**Aim of the task**
Among the entries, find the lines with the string "records" and report them.

Material to process Start Marker

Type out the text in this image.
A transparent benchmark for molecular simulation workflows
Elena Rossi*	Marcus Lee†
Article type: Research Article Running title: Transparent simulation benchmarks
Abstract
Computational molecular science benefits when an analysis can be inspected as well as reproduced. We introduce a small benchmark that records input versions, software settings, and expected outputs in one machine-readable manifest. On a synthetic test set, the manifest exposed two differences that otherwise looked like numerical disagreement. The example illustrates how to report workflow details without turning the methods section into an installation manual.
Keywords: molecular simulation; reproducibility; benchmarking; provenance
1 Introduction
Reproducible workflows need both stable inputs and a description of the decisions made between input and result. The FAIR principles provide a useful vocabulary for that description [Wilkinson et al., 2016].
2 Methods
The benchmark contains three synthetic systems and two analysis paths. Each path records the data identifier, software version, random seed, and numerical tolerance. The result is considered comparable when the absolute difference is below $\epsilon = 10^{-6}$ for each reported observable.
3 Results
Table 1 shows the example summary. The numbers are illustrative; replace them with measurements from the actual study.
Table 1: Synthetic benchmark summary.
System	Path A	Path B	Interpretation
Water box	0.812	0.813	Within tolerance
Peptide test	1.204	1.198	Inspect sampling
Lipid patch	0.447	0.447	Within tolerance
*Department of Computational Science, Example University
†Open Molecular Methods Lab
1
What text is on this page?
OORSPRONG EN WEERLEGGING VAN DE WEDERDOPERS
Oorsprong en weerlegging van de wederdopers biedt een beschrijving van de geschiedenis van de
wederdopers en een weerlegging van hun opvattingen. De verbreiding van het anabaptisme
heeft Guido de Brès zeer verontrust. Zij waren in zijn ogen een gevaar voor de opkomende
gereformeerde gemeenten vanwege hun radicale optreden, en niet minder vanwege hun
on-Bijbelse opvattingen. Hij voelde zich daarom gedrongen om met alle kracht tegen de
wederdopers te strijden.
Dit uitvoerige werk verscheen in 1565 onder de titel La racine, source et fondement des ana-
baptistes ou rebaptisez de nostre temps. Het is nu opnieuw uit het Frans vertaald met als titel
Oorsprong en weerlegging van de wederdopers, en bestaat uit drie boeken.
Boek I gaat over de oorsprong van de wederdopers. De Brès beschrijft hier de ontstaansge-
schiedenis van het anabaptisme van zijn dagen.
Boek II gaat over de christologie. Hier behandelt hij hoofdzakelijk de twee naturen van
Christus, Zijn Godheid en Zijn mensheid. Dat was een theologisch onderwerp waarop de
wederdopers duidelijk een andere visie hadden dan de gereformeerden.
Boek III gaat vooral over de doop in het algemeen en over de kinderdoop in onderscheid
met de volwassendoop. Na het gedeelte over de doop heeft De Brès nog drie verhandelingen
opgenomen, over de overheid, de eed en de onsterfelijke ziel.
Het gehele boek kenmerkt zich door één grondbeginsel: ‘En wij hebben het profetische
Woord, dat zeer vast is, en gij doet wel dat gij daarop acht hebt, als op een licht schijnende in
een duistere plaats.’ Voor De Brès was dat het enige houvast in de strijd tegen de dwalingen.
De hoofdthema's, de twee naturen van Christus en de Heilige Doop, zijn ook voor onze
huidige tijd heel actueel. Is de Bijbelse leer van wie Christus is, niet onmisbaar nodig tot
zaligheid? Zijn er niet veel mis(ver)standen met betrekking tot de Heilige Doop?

Material to process End Marker

**Response area**
Computational molecular science benefits when an analysis can be inspected as well as reproduced. We introduce a small benchmark that records input versions, software settings, and expected outputs in one machine-readable manifest. On a synthetic test set, the manifest exposed two differences that otherwise looked like numerical disagreement. The example illustrates how to report workflow details without turning the methods section into an installation manual.
The benchmark contains three synthetic systems and two analysis paths. Each path records the data identifier, software version, random seed, and numerical tolerance. The result is considered comparable when the absolute difference is below $\epsilon = 10^{-6}$ for each reported observable.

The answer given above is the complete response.